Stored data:

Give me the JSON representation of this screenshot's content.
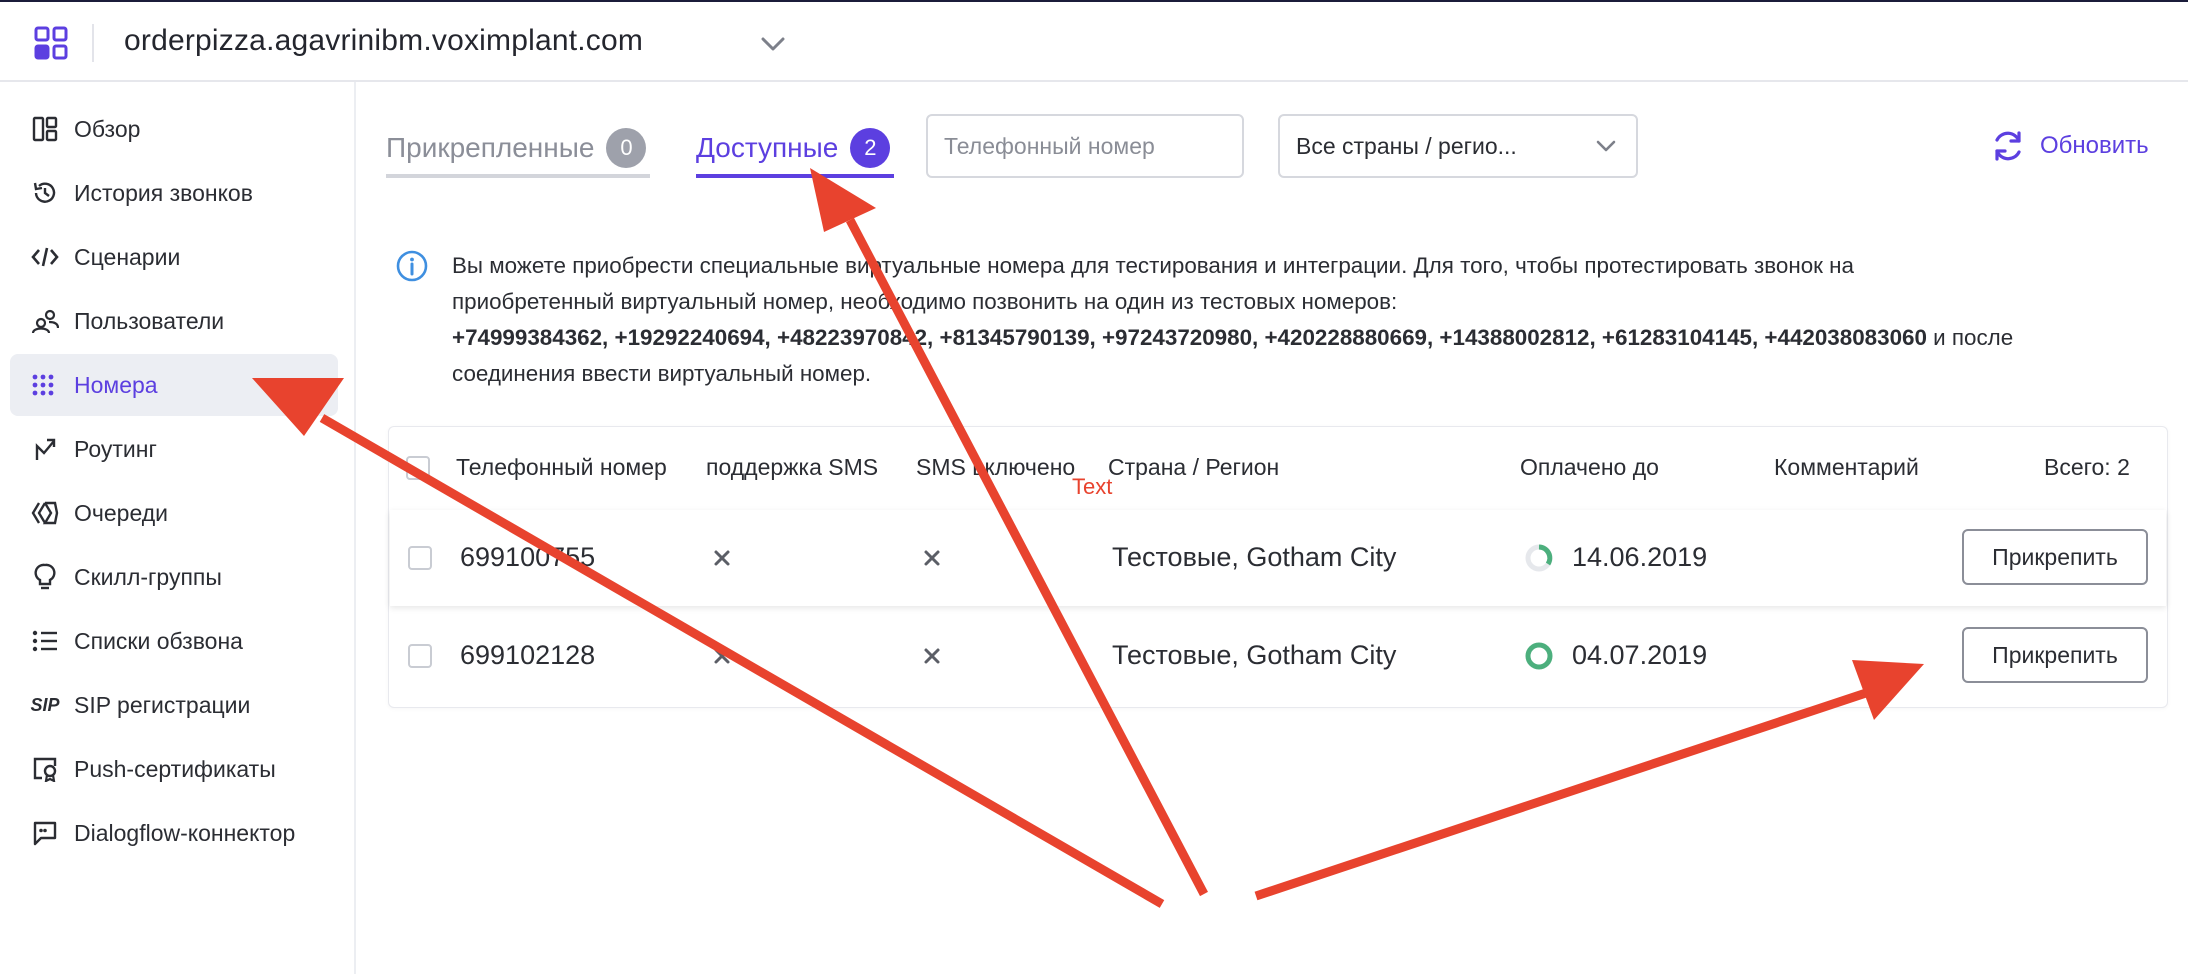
{
  "header": {
    "domain": "orderpizza.agavrinibm.voximplant.com"
  },
  "sidebar": {
    "items": [
      {
        "label": "Обзор",
        "icon": "overview-icon"
      },
      {
        "label": "История звонков",
        "icon": "history-icon"
      },
      {
        "label": "Сценарии",
        "icon": "code-icon"
      },
      {
        "label": "Пользователи",
        "icon": "users-icon"
      },
      {
        "label": "Номера",
        "icon": "dialpad-icon",
        "active": true
      },
      {
        "label": "Роутинг",
        "icon": "routing-icon"
      },
      {
        "label": "Очереди",
        "icon": "queues-icon"
      },
      {
        "label": "Скилл-группы",
        "icon": "bulb-icon"
      },
      {
        "label": "Списки обзвона",
        "icon": "list-icon"
      },
      {
        "label": "SIP регистрации",
        "icon": "sip-icon"
      },
      {
        "label": "Push-сертификаты",
        "icon": "certificate-icon"
      },
      {
        "label": "Dialogflow-коннектор",
        "icon": "chat-icon"
      }
    ]
  },
  "tabs": {
    "attached": {
      "label": "Прикрепленные",
      "count": "0"
    },
    "available": {
      "label": "Доступные",
      "count": "2"
    }
  },
  "filters": {
    "phone_placeholder": "Телефонный номер",
    "phone_value": "",
    "country_value": "Все страны / регио..."
  },
  "refresh_label": "Обновить",
  "info": {
    "line1": "Вы можете приобрести специальные виртуальные номера для тестирования и интеграции. Для того, чтобы протестировать звонок на",
    "line2": "приобретенный виртуальный номер, необходимо позвонить на один из тестовых номеров:",
    "numbers": "+74999384362, +19292240694, +48223970842, +81345790139, +97243720980, +420228880669, +14388002812, +61283104145, +442038083060",
    "after_numbers": " и после",
    "line4": "соединения ввести виртуальный номер."
  },
  "table": {
    "headers": {
      "phone": "Телефонный номер",
      "sms_support": "поддержка SMS",
      "sms_enabled": "SMS включено",
      "country": "Страна / Регион",
      "paid_until": "Оплачено до",
      "comment": "Комментарий",
      "total": "Всего: 2"
    },
    "rows": [
      {
        "phone": "699100755",
        "country": "Тестовые, Gotham City",
        "paid_until": "14.06.2019",
        "button": "Прикрепить"
      },
      {
        "phone": "699102128",
        "country": "Тестовые, Gotham City",
        "paid_until": "04.07.2019",
        "button": "Прикрепить"
      }
    ]
  },
  "annotation": {
    "text": "Text",
    "color": "#e8432e"
  },
  "colors": {
    "accent": "#5c3fe0",
    "status_green": "#4caf7d"
  }
}
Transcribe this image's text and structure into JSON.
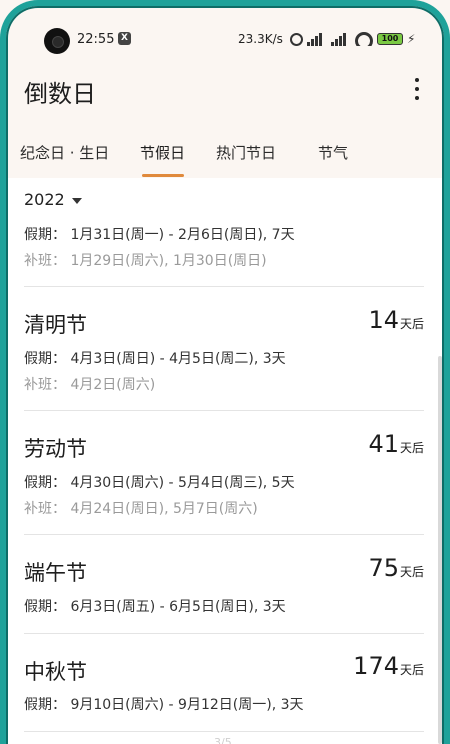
{
  "status_bar": {
    "time": "22:55",
    "notif_badge": "X",
    "net_speed": "23.3K/s",
    "battery": "100"
  },
  "header": {
    "title": "倒数日"
  },
  "tabs": [
    {
      "label": "纪念日 · 生日",
      "active": false
    },
    {
      "label": "节假日",
      "active": true
    },
    {
      "label": "热门节日",
      "active": false
    },
    {
      "label": "节气",
      "active": false
    }
  ],
  "year_selector": "2022",
  "spring_festival": {
    "holiday": "假期：  1月31日(周一) - 2月6日(周日), 7天",
    "workday": "补班：  1月29日(周六), 1月30日(周日)"
  },
  "holidays": [
    {
      "name": "清明节",
      "days": "14",
      "unit": "天后",
      "holiday": "假期：  4月3日(周日) - 4月5日(周二), 3天",
      "workday": "补班：  4月2日(周六)"
    },
    {
      "name": "劳动节",
      "days": "41",
      "unit": "天后",
      "holiday": "假期：  4月30日(周六) - 5月4日(周三), 5天",
      "workday": "补班：  4月24日(周日), 5月7日(周六)"
    },
    {
      "name": "端午节",
      "days": "75",
      "unit": "天后",
      "holiday": "假期：  6月3日(周五) - 6月5日(周日), 3天",
      "workday": ""
    },
    {
      "name": "中秋节",
      "days": "174",
      "unit": "天后",
      "holiday": "假期：  9月10日(周六) - 9月12日(周一), 3天",
      "workday": ""
    }
  ],
  "pager": "3/5",
  "colors": {
    "accent": "#e08a3c",
    "frame": "#1fa29a",
    "header_bg": "#fbf6f2"
  }
}
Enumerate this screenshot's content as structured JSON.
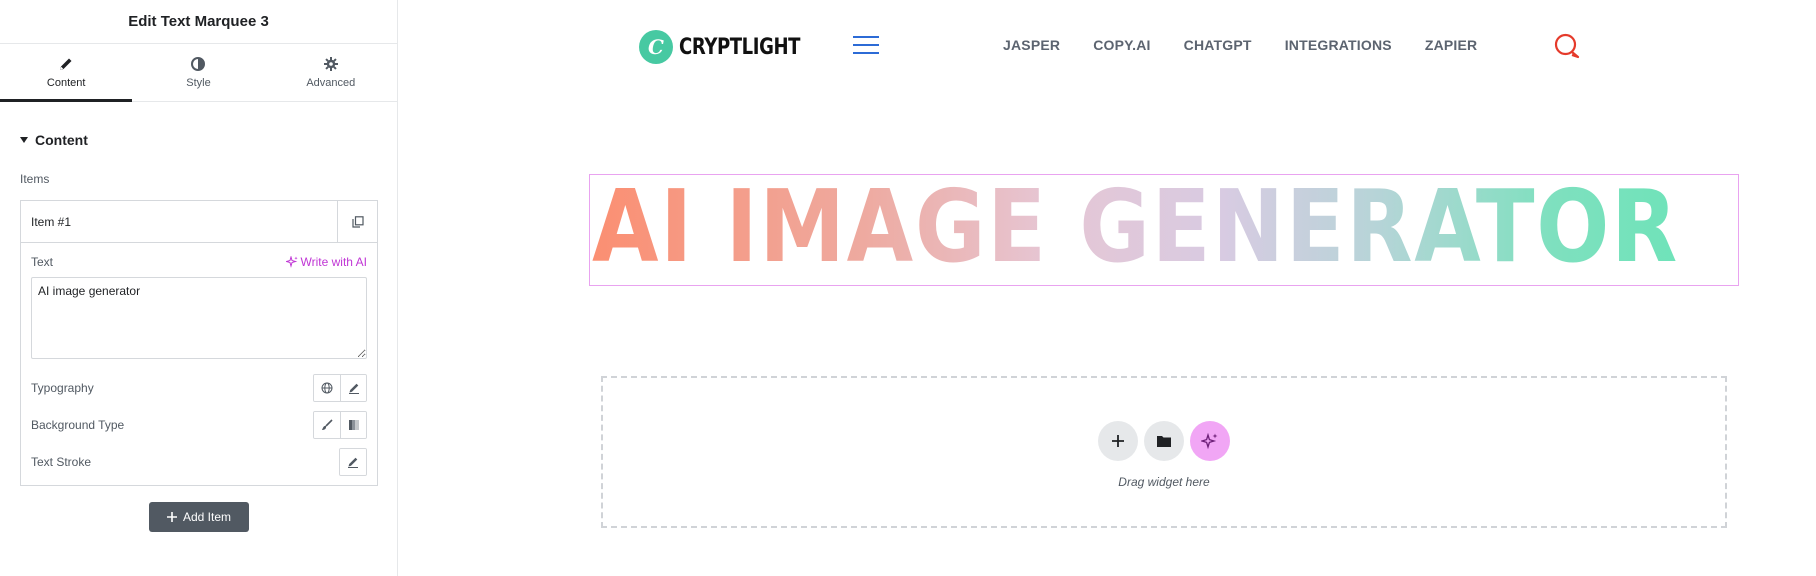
{
  "panel": {
    "title": "Edit Text Marquee 3",
    "tabs": [
      {
        "label": "Content",
        "icon": "pencil-icon",
        "active": true
      },
      {
        "label": "Style",
        "icon": "half-circle-icon",
        "active": false
      },
      {
        "label": "Advanced",
        "icon": "gear-icon",
        "active": false
      }
    ],
    "section_title": "Content",
    "items_label": "Items",
    "item": {
      "title": "Item #1",
      "text_label": "Text",
      "write_ai_label": "Write with AI",
      "text_value": "AI image generator",
      "typography_label": "Typography",
      "background_type_label": "Background Type",
      "text_stroke_label": "Text Stroke"
    },
    "add_item_label": "Add Item"
  },
  "site": {
    "logo_text": "CRYPTLIGHT",
    "logo_letter": "C",
    "nav": [
      "JASPER",
      "COPY.AI",
      "CHATGPT",
      "INTEGRATIONS",
      "ZAPIER"
    ],
    "marquee_text": "AI image generator",
    "dropzone_label": "Drag widget here"
  },
  "colors": {
    "accent_ai": "#c036d5",
    "logo_green": "#47c9a2",
    "hamburger_blue": "#2c6bd6",
    "search_red": "#e53a2b"
  }
}
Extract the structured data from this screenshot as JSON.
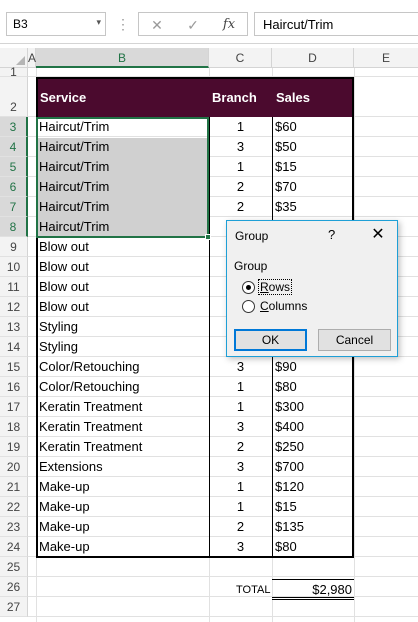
{
  "formula_bar": {
    "name_box": "B3",
    "name_box_arrow": "▾",
    "dots": "⋮",
    "cancel_icon": "✕",
    "enter_icon": "✓",
    "fx_label": "fx",
    "formula": "Haircut/Trim"
  },
  "columns": [
    "A",
    "B",
    "C",
    "D",
    "E"
  ],
  "rows": [
    "1",
    "2",
    "3",
    "4",
    "5",
    "6",
    "7",
    "8",
    "9",
    "10",
    "11",
    "12",
    "13",
    "14",
    "15",
    "16",
    "17",
    "18",
    "19",
    "20",
    "21",
    "22",
    "23",
    "24",
    "25",
    "26",
    "27"
  ],
  "table": {
    "headers": {
      "service": "Service",
      "branch": "Branch",
      "sales": "Sales"
    },
    "data": [
      {
        "service": "Haircut/Trim",
        "branch": "1",
        "sales": "$60"
      },
      {
        "service": "Haircut/Trim",
        "branch": "3",
        "sales": "$50"
      },
      {
        "service": "Haircut/Trim",
        "branch": "1",
        "sales": "$15"
      },
      {
        "service": "Haircut/Trim",
        "branch": "2",
        "sales": "$70"
      },
      {
        "service": "Haircut/Trim",
        "branch": "2",
        "sales": "$35"
      },
      {
        "service": "Haircut/Trim",
        "branch": "",
        "sales": ""
      },
      {
        "service": "Blow out",
        "branch": "",
        "sales": ""
      },
      {
        "service": "Blow out",
        "branch": "",
        "sales": ""
      },
      {
        "service": "Blow out",
        "branch": "",
        "sales": ""
      },
      {
        "service": "Blow out",
        "branch": "",
        "sales": ""
      },
      {
        "service": "Styling",
        "branch": "",
        "sales": ""
      },
      {
        "service": "Styling",
        "branch": "",
        "sales": ""
      },
      {
        "service": "Color/Retouching",
        "branch": "3",
        "sales": "$90"
      },
      {
        "service": "Color/Retouching",
        "branch": "1",
        "sales": "$80"
      },
      {
        "service": "Keratin Treatment",
        "branch": "1",
        "sales": "$300"
      },
      {
        "service": "Keratin Treatment",
        "branch": "3",
        "sales": "$400"
      },
      {
        "service": "Keratin Treatment",
        "branch": "2",
        "sales": "$250"
      },
      {
        "service": "Extensions",
        "branch": "3",
        "sales": "$700"
      },
      {
        "service": "Make-up",
        "branch": "1",
        "sales": "$120"
      },
      {
        "service": "Make-up",
        "branch": "1",
        "sales": "$15"
      },
      {
        "service": "Make-up",
        "branch": "2",
        "sales": "$135"
      },
      {
        "service": "Make-up",
        "branch": "3",
        "sales": "$80"
      }
    ],
    "total_label": "TOTAL",
    "total_value": "$2,980"
  },
  "colors": {
    "header_fill": "#4b0a2e",
    "selection_border": "#217346",
    "selection_fill": "#d0d0d0",
    "dialog_border": "#1e9fd6"
  },
  "dialog": {
    "title": "Group",
    "help": "?",
    "close_icon": "✕",
    "group_label": "Group",
    "option_rows_prefix": "",
    "option_rows_ul": "R",
    "option_rows_rest": "ows",
    "option_columns_ul": "C",
    "option_columns_rest": "olumns",
    "selected": "Rows",
    "ok": "OK",
    "cancel": "Cancel"
  }
}
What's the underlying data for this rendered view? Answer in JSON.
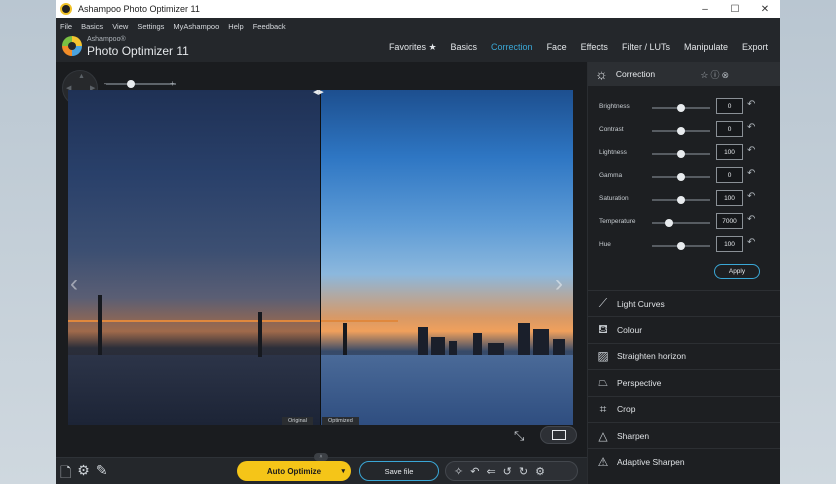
{
  "window": {
    "title": "Ashampoo Photo Optimizer 11",
    "controls": [
      "–",
      "☐",
      "✕"
    ]
  },
  "menu": [
    "File",
    "Basics",
    "View",
    "Settings",
    "MyAshampoo",
    "Help",
    "Feedback"
  ],
  "brand": {
    "small": "Ashampoo®",
    "big": "Photo Optimizer 11"
  },
  "nav": {
    "items": [
      {
        "label": "Favorites ★"
      },
      {
        "label": "Basics"
      },
      {
        "label": "Correction"
      },
      {
        "label": "Face"
      },
      {
        "label": "Effects"
      },
      {
        "label": "Filter / LUTs"
      },
      {
        "label": "Manipulate"
      },
      {
        "label": "Export"
      }
    ],
    "active": "Correction",
    "accent": "#3aa7d6"
  },
  "viewer": {
    "zoom_minus": "–",
    "zoom_plus": "+",
    "zoom_level": 0.35,
    "label_original": "Original",
    "label_optimized": "Optimized",
    "prev_arrow": "‹",
    "next_arrow": "›"
  },
  "bottom": {
    "auto_optimize": "Auto Optimize",
    "auto_caret": "▾",
    "save_file": "Save file",
    "expand": "˄"
  },
  "panel": {
    "title": "Correction",
    "head_icons": "☆ⓘ⊗",
    "adjustments": [
      {
        "label": "Brightness",
        "value": "0",
        "pos": 0.5
      },
      {
        "label": "Contrast",
        "value": "0",
        "pos": 0.5
      },
      {
        "label": "Lightness",
        "value": "100",
        "pos": 0.5
      },
      {
        "label": "Gamma",
        "value": "0",
        "pos": 0.5
      },
      {
        "label": "Saturation",
        "value": "100",
        "pos": 0.5
      },
      {
        "label": "Temperature",
        "value": "7000",
        "pos": 0.3
      },
      {
        "label": "Hue",
        "value": "100",
        "pos": 0.5
      }
    ],
    "apply": "Apply",
    "tools": [
      {
        "label": "Light Curves",
        "icon": "curve-icon"
      },
      {
        "label": "Colour",
        "icon": "bucket-icon"
      },
      {
        "label": "Straighten horizon",
        "icon": "image-icon"
      },
      {
        "label": "Perspective",
        "icon": "perspective-icon"
      },
      {
        "label": "Crop",
        "icon": "crop-icon"
      },
      {
        "label": "Sharpen",
        "icon": "triangle-icon"
      },
      {
        "label": "Adaptive Sharpen",
        "icon": "triangle-icon"
      }
    ]
  }
}
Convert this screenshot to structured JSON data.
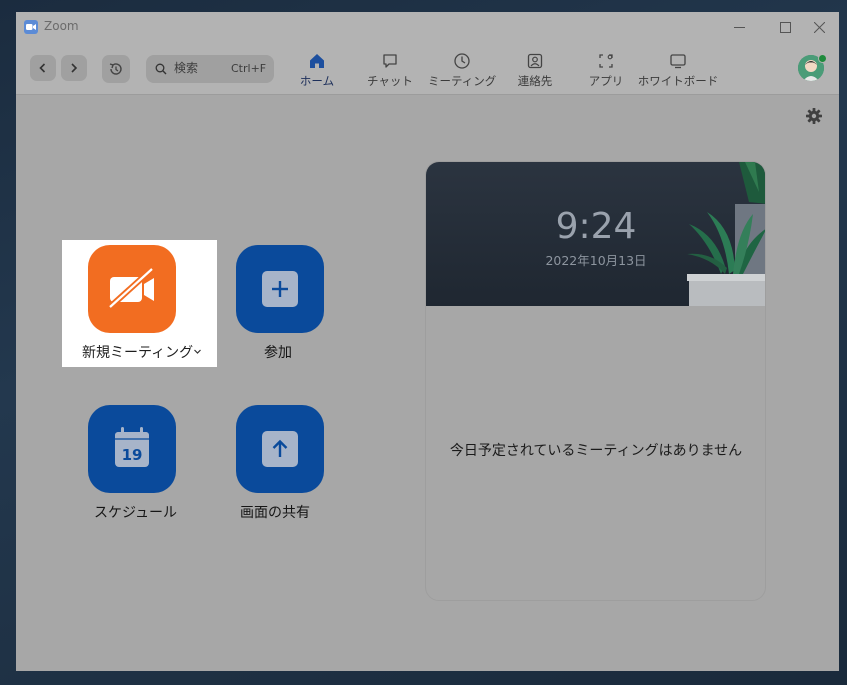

* **Challenge**
Copy each line holding the word "structured" from the listing above.

* **The reply**
Enumerate this screenshot's content as structured JSON.
Extract the structured data from this screenshot as JSON.
Convert this screenshot to structured JSON data.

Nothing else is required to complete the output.